(Dataset entries on figures)
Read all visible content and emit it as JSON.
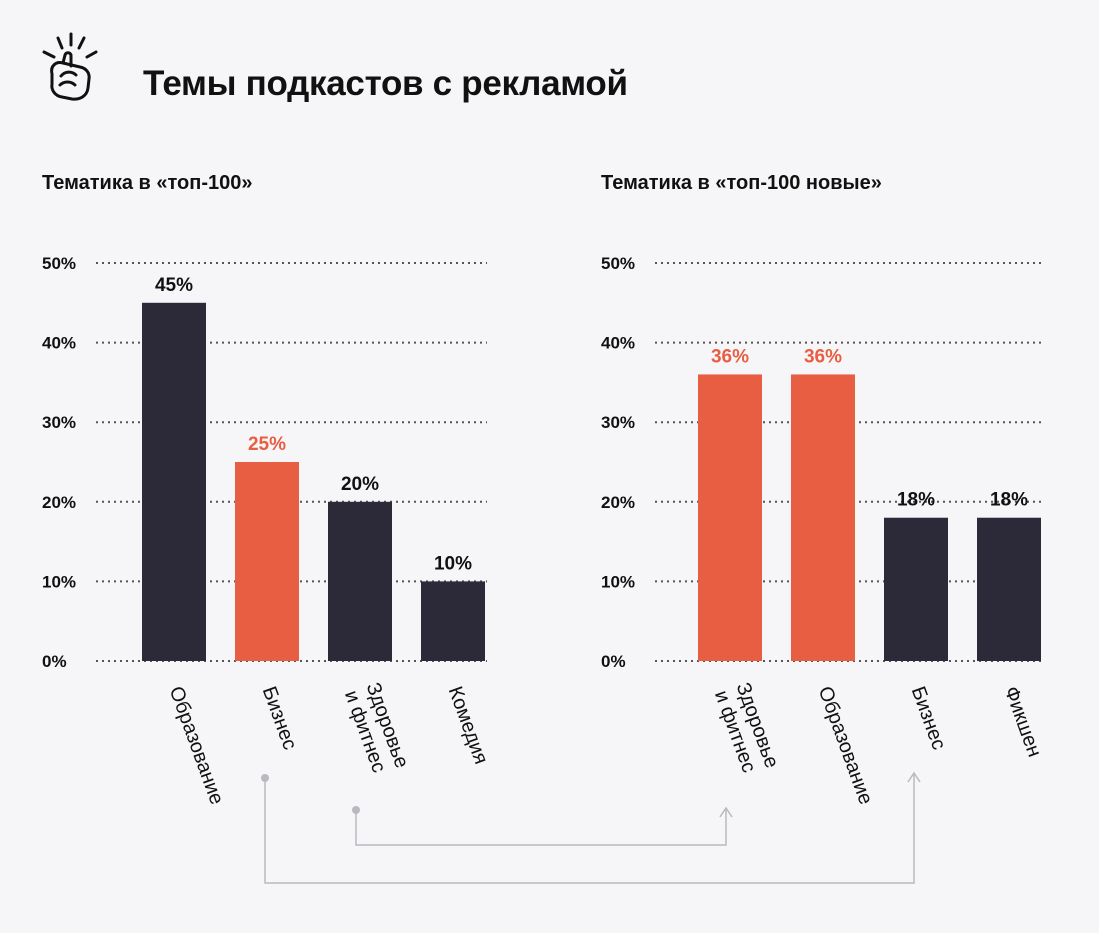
{
  "header": {
    "title": "Темы подкастов с рекламой",
    "logo_icon": "snapping-fingers-icon"
  },
  "colors": {
    "dark": "#2c2a38",
    "accent": "#e85e42",
    "background": "#f6f6f8",
    "connector": "#b9b9bf"
  },
  "chart_data": [
    {
      "type": "bar",
      "title": "Тематика в «топ-100»",
      "categories": [
        "Образование",
        "Бизнес",
        "Здоровье\nи фитнес",
        "Комедия"
      ],
      "values": [
        45,
        25,
        20,
        10
      ],
      "value_labels": [
        "45%",
        "25%",
        "20%",
        "10%"
      ],
      "highlight": [
        false,
        true,
        false,
        false
      ],
      "yticks": [
        "0%",
        "10%",
        "20%",
        "30%",
        "40%",
        "50%"
      ],
      "ylim": [
        0,
        50
      ],
      "grid": true
    },
    {
      "type": "bar",
      "title": "Тематика в «топ-100 новые»",
      "categories": [
        "Здоровье\nи фитнес",
        "Образование",
        "Бизнес",
        "Фикшен"
      ],
      "values": [
        36,
        36,
        18,
        18
      ],
      "value_labels": [
        "36%",
        "36%",
        "18%",
        "18%"
      ],
      "highlight": [
        true,
        true,
        false,
        false
      ],
      "yticks": [
        "0%",
        "10%",
        "20%",
        "30%",
        "40%",
        "50%"
      ],
      "ylim": [
        0,
        50
      ],
      "grid": true
    }
  ],
  "connectors": [
    {
      "from": "Бизнес",
      "to": "Бизнес"
    },
    {
      "from": "Здоровье и фитнес",
      "to": "Здоровье и фитнес"
    }
  ]
}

Direction: From the records above, work out how many lines contain the string "title". Give only the number.

Result: 3